• İstenen Görev: Aşağıdaki tüm kayıtlarda "interdisciplinary" sözcüğünü "multidisciplinary" ile değiştirip satırları yeniden yaz, geri kalan her şeyi olduğu gibi bırak.

• Kayıt Listesi:

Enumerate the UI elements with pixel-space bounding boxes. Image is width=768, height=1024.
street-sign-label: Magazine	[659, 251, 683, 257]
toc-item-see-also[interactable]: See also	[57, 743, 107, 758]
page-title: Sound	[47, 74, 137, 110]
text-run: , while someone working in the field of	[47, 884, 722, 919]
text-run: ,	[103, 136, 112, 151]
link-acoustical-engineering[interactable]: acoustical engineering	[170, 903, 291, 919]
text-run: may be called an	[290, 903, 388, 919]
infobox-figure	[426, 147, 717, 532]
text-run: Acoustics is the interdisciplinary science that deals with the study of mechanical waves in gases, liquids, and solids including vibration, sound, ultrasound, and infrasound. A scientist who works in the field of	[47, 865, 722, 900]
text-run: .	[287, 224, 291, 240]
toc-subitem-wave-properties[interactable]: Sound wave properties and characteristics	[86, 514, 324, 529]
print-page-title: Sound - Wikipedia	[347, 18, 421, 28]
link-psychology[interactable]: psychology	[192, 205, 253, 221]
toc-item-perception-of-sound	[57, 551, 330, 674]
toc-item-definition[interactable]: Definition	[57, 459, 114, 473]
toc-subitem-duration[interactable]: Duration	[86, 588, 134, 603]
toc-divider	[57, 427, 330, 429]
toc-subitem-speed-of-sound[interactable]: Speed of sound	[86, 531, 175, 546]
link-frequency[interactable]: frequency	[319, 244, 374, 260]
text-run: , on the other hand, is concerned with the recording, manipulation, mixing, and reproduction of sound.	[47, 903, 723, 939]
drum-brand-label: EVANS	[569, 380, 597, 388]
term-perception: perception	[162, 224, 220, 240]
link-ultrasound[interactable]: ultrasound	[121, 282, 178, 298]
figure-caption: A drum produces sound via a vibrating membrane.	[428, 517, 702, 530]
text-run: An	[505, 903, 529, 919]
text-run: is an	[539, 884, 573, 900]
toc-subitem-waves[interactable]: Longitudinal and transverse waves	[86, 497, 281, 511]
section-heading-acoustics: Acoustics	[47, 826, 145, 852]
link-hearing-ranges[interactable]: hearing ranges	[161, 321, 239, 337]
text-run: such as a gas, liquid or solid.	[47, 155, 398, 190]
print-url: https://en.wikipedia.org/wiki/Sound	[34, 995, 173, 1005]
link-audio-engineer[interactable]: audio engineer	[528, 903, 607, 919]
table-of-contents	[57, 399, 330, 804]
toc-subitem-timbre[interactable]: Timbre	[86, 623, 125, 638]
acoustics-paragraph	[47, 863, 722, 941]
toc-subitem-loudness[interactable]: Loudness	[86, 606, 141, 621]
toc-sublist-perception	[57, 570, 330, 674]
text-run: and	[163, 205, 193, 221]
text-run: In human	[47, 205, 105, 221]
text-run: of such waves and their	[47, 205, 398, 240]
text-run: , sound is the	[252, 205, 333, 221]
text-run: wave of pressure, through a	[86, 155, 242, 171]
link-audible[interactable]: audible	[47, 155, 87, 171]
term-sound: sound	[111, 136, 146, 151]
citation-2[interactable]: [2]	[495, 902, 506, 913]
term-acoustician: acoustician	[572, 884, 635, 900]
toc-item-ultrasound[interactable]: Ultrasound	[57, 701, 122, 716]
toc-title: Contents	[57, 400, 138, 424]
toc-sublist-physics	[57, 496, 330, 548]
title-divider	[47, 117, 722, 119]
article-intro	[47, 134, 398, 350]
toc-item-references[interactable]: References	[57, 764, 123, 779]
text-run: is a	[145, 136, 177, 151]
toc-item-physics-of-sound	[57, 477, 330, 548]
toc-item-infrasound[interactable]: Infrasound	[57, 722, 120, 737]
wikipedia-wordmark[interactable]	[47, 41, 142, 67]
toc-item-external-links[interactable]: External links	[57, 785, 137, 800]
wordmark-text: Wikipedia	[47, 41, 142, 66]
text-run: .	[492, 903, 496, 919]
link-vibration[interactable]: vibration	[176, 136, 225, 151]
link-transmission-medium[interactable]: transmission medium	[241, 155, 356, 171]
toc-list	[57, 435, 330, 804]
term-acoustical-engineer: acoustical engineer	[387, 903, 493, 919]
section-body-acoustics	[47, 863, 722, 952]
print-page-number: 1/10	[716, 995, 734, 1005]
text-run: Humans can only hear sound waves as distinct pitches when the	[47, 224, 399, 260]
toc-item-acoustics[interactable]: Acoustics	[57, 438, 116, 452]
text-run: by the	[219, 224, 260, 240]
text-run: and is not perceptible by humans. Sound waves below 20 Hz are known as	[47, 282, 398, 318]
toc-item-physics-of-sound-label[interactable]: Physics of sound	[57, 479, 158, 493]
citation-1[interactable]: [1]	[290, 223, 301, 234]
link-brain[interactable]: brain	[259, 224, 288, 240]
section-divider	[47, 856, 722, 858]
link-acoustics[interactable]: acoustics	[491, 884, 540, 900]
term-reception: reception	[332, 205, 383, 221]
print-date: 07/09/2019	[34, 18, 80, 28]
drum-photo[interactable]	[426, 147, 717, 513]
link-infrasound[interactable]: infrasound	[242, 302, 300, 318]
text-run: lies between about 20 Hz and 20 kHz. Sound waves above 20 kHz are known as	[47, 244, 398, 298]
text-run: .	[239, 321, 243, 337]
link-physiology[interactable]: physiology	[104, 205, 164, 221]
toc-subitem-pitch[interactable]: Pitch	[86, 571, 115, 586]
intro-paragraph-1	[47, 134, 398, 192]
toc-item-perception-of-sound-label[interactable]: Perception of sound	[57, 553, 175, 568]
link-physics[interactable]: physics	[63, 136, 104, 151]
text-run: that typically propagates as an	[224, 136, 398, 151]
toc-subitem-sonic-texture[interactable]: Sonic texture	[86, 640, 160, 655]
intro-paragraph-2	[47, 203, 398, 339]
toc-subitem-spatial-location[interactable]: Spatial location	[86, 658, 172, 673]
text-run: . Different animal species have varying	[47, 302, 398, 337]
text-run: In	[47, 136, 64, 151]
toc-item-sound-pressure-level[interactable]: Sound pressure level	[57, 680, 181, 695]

• Alıştırma Sonucu:
Enumerate the UI elements with pixel-space bounding boxes. Image is width=768, height=1024.
street-sign-label: Magazine	[659, 251, 683, 257]
toc-item-see-also[interactable]: See also	[57, 743, 107, 758]
page-title: Sound	[47, 74, 137, 110]
text-run: , while someone working in the field of	[47, 884, 722, 919]
text-run: ,	[103, 136, 112, 151]
link-acoustical-engineering[interactable]: acoustical engineering	[170, 903, 291, 919]
text-run: may be called an	[290, 903, 388, 919]
infobox-figure	[426, 147, 717, 532]
text-run: Acoustics is the multidisciplinary science that deals with the study of mechanical waves in gases, liquids, and solids including vibration, sound, ultrasound, and infrasound. A scientist who works in the field of	[47, 865, 722, 900]
text-run: .	[287, 224, 291, 240]
toc-subitem-wave-properties[interactable]: Sound wave properties and characteristics	[86, 514, 324, 529]
print-page-title: Sound - Wikipedia	[347, 18, 421, 28]
link-psychology[interactable]: psychology	[192, 205, 253, 221]
toc-item-perception-of-sound	[57, 551, 330, 674]
toc-item-definition[interactable]: Definition	[57, 459, 114, 473]
toc-subitem-duration[interactable]: Duration	[86, 588, 134, 603]
toc-divider	[57, 427, 330, 429]
toc-subitem-speed-of-sound[interactable]: Speed of sound	[86, 531, 175, 546]
link-frequency[interactable]: frequency	[319, 244, 374, 260]
text-run: , on the other hand, is concerned with the recording, manipulation, mixing, and reproduction of sound.	[47, 903, 723, 939]
drum-brand-label: EVANS	[569, 380, 597, 388]
term-perception: perception	[162, 224, 220, 240]
link-ultrasound[interactable]: ultrasound	[121, 282, 178, 298]
figure-caption: A drum produces sound via a vibrating membrane.	[428, 517, 702, 530]
text-run: An	[505, 903, 529, 919]
text-run: is an	[539, 884, 573, 900]
toc-subitem-waves[interactable]: Longitudinal and transverse waves	[86, 497, 281, 511]
section-heading-acoustics: Acoustics	[47, 826, 145, 852]
link-hearing-ranges[interactable]: hearing ranges	[161, 321, 239, 337]
text-run: such as a gas, liquid or solid.	[47, 155, 398, 190]
print-url: https://en.wikipedia.org/wiki/Sound	[34, 995, 173, 1005]
link-audio-engineer[interactable]: audio engineer	[528, 903, 607, 919]
table-of-contents	[57, 399, 330, 804]
toc-subitem-timbre[interactable]: Timbre	[86, 623, 125, 638]
acoustics-paragraph	[47, 863, 722, 941]
toc-subitem-loudness[interactable]: Loudness	[86, 606, 141, 621]
toc-sublist-perception	[57, 570, 330, 674]
text-run: and	[163, 205, 193, 221]
text-run: In human	[47, 205, 105, 221]
text-run: of such waves and their	[47, 205, 398, 240]
text-run: , sound is the	[252, 205, 333, 221]
text-run: wave of pressure, through a	[86, 155, 242, 171]
link-audible[interactable]: audible	[47, 155, 87, 171]
term-sound: sound	[111, 136, 146, 151]
citation-2[interactable]: [2]	[495, 902, 506, 913]
term-acoustician: acoustician	[572, 884, 635, 900]
toc-item-ultrasound[interactable]: Ultrasound	[57, 701, 122, 716]
toc-title: Contents	[57, 400, 138, 424]
toc-sublist-physics	[57, 496, 330, 548]
title-divider	[47, 117, 722, 119]
article-intro	[47, 134, 398, 350]
toc-item-references[interactable]: References	[57, 764, 123, 779]
text-run: is a	[145, 136, 177, 151]
toc-item-physics-of-sound	[57, 477, 330, 548]
toc-item-infrasound[interactable]: Infrasound	[57, 722, 120, 737]
wikipedia-wordmark[interactable]	[47, 41, 142, 67]
toc-item-external-links[interactable]: External links	[57, 785, 137, 800]
wordmark-text: Wikipedia	[47, 41, 142, 66]
text-run: .	[492, 903, 496, 919]
link-vibration[interactable]: vibration	[176, 136, 225, 151]
link-transmission-medium[interactable]: transmission medium	[241, 155, 356, 171]
toc-list	[57, 435, 330, 804]
term-acoustical-engineer: acoustical engineer	[387, 903, 493, 919]
section-body-acoustics	[47, 863, 722, 952]
print-page-number: 1/10	[716, 995, 734, 1005]
text-run: Humans can only hear sound waves as distinct pitches when the	[47, 224, 399, 260]
toc-item-acoustics[interactable]: Acoustics	[57, 438, 116, 452]
text-run: by the	[219, 224, 260, 240]
text-run: and is not perceptible by humans. Sound waves below 20 Hz are known as	[47, 282, 398, 318]
toc-item-physics-of-sound-label[interactable]: Physics of sound	[57, 479, 158, 493]
citation-1[interactable]: [1]	[290, 223, 301, 234]
link-brain[interactable]: brain	[259, 224, 288, 240]
section-divider	[47, 856, 722, 858]
link-acoustics[interactable]: acoustics	[491, 884, 540, 900]
term-reception: reception	[332, 205, 383, 221]
print-date: 07/09/2019	[34, 18, 80, 28]
drum-photo[interactable]	[426, 147, 717, 513]
link-infrasound[interactable]: infrasound	[242, 302, 300, 318]
text-run: lies between about 20 Hz and 20 kHz. Sound waves above 20 kHz are known as	[47, 244, 398, 298]
text-run: .	[239, 321, 243, 337]
link-physiology[interactable]: physiology	[104, 205, 164, 221]
toc-subitem-pitch[interactable]: Pitch	[86, 571, 115, 586]
intro-paragraph-1	[47, 134, 398, 192]
toc-item-perception-of-sound-label[interactable]: Perception of sound	[57, 553, 175, 568]
link-physics[interactable]: physics	[63, 136, 104, 151]
text-run: that typically propagates as an	[224, 136, 398, 151]
toc-subitem-sonic-texture[interactable]: Sonic texture	[86, 640, 160, 655]
intro-paragraph-2	[47, 203, 398, 339]
toc-subitem-spatial-location[interactable]: Spatial location	[86, 658, 172, 673]
text-run: . Different animal species have varying	[47, 302, 398, 337]
text-run: In	[47, 136, 64, 151]
toc-item-sound-pressure-level[interactable]: Sound pressure level	[57, 680, 181, 695]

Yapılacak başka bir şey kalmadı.